— start PROVIDED DATA —

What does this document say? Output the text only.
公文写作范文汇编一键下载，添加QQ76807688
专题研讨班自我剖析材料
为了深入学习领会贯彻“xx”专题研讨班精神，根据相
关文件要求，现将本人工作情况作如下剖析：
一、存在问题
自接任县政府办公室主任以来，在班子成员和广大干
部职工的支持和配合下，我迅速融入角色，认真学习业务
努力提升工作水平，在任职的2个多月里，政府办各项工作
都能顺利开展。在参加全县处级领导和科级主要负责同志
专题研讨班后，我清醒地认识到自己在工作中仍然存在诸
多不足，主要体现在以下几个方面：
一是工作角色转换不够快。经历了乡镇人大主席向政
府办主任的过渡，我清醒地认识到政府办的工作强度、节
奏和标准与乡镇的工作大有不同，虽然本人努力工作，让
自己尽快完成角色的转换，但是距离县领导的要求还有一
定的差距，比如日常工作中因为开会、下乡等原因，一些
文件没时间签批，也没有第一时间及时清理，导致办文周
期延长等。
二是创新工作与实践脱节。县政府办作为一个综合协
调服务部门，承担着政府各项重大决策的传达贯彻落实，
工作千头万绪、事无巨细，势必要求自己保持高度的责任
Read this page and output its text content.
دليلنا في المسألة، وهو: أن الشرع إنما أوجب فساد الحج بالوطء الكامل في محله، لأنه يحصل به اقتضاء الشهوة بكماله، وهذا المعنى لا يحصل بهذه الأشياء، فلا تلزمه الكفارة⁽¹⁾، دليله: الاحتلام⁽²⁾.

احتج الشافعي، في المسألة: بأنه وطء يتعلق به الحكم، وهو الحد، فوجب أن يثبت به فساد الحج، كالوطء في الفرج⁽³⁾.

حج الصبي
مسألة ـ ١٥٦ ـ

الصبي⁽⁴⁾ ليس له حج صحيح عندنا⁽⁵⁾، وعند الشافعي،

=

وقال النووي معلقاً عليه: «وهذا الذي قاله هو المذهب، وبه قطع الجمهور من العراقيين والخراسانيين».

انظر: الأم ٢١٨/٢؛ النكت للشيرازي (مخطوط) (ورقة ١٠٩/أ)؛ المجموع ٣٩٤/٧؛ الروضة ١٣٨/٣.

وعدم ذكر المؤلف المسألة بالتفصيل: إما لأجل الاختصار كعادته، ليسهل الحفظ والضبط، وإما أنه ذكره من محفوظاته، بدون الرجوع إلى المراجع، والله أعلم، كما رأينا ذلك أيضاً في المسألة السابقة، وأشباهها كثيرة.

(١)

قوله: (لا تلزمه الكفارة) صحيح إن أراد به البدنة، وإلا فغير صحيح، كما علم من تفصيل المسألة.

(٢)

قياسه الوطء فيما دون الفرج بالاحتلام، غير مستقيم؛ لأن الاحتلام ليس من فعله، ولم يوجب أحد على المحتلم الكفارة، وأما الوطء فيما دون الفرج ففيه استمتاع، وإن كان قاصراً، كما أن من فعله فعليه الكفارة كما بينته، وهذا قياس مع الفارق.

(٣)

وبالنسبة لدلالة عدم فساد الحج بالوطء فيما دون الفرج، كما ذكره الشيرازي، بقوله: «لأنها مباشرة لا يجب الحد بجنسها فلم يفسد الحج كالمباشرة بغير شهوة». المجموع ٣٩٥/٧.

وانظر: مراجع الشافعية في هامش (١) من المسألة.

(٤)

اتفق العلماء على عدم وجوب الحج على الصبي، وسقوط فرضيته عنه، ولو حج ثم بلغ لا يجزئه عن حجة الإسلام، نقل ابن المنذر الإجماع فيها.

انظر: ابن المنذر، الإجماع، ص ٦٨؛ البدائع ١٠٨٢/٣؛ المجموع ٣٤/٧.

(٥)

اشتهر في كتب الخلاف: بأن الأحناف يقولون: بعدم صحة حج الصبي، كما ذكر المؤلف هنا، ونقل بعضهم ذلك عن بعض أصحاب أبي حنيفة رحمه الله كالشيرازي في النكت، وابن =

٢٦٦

— end PROVIDED DATA —
— start PROVIDED DATA —

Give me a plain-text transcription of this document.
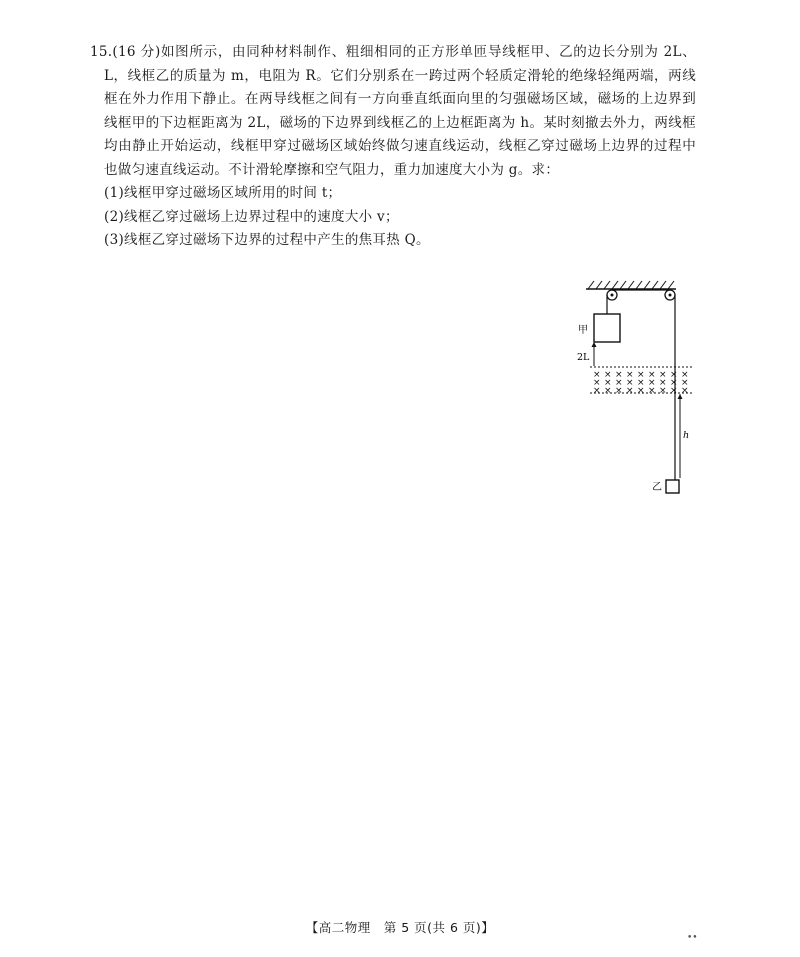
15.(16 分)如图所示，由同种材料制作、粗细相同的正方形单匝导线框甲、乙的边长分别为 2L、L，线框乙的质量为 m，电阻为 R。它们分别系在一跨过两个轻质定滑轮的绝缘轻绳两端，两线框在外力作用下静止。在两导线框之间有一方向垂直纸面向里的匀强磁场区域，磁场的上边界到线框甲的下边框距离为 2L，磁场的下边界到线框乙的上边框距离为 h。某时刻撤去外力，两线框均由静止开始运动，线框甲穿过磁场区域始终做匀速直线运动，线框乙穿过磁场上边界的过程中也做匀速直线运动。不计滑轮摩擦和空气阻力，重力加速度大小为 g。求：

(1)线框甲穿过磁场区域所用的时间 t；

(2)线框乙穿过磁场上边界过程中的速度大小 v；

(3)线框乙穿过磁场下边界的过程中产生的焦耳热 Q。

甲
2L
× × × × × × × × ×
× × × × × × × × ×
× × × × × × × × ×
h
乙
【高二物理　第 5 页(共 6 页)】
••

— end PROVIDED DATA —

Count each line of the entries that holds the word "الإجماع", then state the total and nothing more.

2